> _Problem requirements_
Every line holding the string "money" should be gathered.

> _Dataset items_
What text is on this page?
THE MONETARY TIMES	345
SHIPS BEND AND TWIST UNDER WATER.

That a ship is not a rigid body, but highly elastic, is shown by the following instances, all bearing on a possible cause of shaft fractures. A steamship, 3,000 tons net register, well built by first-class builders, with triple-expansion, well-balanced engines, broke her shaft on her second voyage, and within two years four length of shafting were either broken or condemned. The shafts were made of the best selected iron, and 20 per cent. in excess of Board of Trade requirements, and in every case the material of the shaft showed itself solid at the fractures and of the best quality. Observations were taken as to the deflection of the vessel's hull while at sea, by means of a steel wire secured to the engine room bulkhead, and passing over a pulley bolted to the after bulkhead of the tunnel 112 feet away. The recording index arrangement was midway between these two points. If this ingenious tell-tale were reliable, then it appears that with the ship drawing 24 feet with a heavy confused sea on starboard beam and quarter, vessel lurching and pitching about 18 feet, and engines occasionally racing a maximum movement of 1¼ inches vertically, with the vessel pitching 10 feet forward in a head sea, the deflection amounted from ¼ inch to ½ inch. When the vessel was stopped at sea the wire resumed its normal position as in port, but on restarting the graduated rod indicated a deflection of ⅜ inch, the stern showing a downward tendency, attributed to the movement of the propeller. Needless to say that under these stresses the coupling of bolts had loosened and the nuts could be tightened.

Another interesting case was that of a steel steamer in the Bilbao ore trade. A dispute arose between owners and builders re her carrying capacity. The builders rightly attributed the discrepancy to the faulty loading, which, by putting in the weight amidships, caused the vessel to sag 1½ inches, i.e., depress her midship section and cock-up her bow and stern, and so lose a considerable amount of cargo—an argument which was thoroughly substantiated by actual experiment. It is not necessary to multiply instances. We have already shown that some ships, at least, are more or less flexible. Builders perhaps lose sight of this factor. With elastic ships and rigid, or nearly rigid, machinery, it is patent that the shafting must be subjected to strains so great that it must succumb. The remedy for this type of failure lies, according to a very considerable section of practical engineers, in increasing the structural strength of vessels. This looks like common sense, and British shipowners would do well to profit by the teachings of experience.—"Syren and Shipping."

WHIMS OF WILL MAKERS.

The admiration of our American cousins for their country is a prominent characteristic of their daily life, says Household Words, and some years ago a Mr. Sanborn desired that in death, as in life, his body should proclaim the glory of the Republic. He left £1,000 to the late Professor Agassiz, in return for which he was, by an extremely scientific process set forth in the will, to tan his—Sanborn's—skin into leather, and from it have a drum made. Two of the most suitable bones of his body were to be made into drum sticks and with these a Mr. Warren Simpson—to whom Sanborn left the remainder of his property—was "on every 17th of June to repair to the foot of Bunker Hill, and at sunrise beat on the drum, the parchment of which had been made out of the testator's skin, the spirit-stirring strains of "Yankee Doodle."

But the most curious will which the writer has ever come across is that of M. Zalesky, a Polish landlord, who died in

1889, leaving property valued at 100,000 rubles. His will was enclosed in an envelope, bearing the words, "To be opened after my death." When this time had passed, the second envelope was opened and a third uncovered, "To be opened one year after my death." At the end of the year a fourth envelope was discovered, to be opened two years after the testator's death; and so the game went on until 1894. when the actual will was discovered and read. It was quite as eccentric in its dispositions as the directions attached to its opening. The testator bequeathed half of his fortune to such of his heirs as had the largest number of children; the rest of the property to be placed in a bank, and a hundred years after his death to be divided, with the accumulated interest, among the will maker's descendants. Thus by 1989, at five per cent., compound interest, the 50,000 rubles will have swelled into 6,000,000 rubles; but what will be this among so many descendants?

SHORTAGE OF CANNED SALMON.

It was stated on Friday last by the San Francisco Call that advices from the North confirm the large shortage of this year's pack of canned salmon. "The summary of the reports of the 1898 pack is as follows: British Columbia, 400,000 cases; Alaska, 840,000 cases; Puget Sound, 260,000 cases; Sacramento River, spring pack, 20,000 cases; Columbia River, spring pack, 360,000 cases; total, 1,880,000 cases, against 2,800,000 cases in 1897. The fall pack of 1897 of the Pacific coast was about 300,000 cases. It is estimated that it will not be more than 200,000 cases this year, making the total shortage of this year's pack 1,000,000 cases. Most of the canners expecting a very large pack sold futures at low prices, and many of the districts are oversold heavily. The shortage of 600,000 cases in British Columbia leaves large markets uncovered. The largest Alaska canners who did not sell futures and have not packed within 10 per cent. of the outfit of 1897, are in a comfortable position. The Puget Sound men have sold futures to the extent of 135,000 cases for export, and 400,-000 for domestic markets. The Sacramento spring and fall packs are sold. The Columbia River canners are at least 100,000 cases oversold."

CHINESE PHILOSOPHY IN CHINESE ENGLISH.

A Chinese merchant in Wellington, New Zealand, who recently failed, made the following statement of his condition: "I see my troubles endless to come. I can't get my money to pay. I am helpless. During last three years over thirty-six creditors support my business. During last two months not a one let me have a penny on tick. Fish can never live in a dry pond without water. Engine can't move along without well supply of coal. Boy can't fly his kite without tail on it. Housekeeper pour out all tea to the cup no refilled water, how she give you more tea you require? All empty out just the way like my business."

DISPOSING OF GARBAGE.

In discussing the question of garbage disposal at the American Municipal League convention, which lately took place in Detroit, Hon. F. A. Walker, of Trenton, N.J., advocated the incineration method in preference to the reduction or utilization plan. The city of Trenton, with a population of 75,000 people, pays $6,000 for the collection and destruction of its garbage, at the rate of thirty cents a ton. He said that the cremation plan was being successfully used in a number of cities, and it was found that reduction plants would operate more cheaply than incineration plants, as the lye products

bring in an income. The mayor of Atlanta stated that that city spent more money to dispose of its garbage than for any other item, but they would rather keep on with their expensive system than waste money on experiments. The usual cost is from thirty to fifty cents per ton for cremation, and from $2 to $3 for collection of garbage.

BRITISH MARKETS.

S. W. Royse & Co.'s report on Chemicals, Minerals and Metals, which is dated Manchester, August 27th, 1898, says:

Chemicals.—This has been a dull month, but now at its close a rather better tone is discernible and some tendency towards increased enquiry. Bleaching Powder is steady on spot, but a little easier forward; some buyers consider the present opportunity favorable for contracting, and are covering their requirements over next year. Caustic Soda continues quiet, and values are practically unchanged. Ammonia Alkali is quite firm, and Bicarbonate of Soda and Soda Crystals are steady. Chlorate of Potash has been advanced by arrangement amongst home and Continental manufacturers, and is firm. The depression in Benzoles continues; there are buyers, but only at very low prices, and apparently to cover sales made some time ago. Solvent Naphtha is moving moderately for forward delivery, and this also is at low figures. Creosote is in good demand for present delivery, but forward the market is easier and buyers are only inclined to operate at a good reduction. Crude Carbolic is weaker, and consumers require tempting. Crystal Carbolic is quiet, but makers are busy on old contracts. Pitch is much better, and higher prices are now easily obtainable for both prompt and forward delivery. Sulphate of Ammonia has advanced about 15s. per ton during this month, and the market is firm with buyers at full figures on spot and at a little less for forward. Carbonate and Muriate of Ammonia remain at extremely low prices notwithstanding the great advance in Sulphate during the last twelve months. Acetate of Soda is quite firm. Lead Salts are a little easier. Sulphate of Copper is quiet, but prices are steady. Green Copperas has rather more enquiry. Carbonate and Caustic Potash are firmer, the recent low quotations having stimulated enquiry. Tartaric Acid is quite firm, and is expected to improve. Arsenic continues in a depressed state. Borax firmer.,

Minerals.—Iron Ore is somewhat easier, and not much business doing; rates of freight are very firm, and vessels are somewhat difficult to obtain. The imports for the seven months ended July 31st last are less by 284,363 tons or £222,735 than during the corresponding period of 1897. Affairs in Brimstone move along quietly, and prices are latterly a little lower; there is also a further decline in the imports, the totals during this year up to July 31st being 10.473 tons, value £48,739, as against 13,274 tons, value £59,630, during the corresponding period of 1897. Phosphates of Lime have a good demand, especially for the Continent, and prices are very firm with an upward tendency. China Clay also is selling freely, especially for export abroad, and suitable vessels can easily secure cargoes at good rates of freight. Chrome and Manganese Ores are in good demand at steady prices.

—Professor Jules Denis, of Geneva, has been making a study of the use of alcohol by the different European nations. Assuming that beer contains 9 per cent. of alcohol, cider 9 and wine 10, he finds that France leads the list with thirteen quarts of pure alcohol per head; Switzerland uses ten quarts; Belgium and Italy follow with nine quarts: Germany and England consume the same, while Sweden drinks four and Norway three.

> _Task result_
A Chinese merchant in Wellington, New Zealand, who recently failed, made the following statement of his condition: "I see my troubles endless to come. I can't get my money to pay. I am helpless. During last three years over thirty-six creditors support my business. During last two months not a one let me have a penny on tick. Fish can never live in a dry pond without water. Engine can't move along without well supply of coal. Boy can't fly his kite without tail on it. Housekeeper pour out all tea to the cup no refilled water, how she give you more tea you require? All empty out just the way like my business."
bring in an income. The mayor of Atlanta stated that that city spent more money to dispose of its garbage than for any other item, but they would rather keep on with their expensive system than waste money on experiments. The usual cost is from thirty to fifty cents per ton for cremation, and from $2 to $3 for collection of garbage.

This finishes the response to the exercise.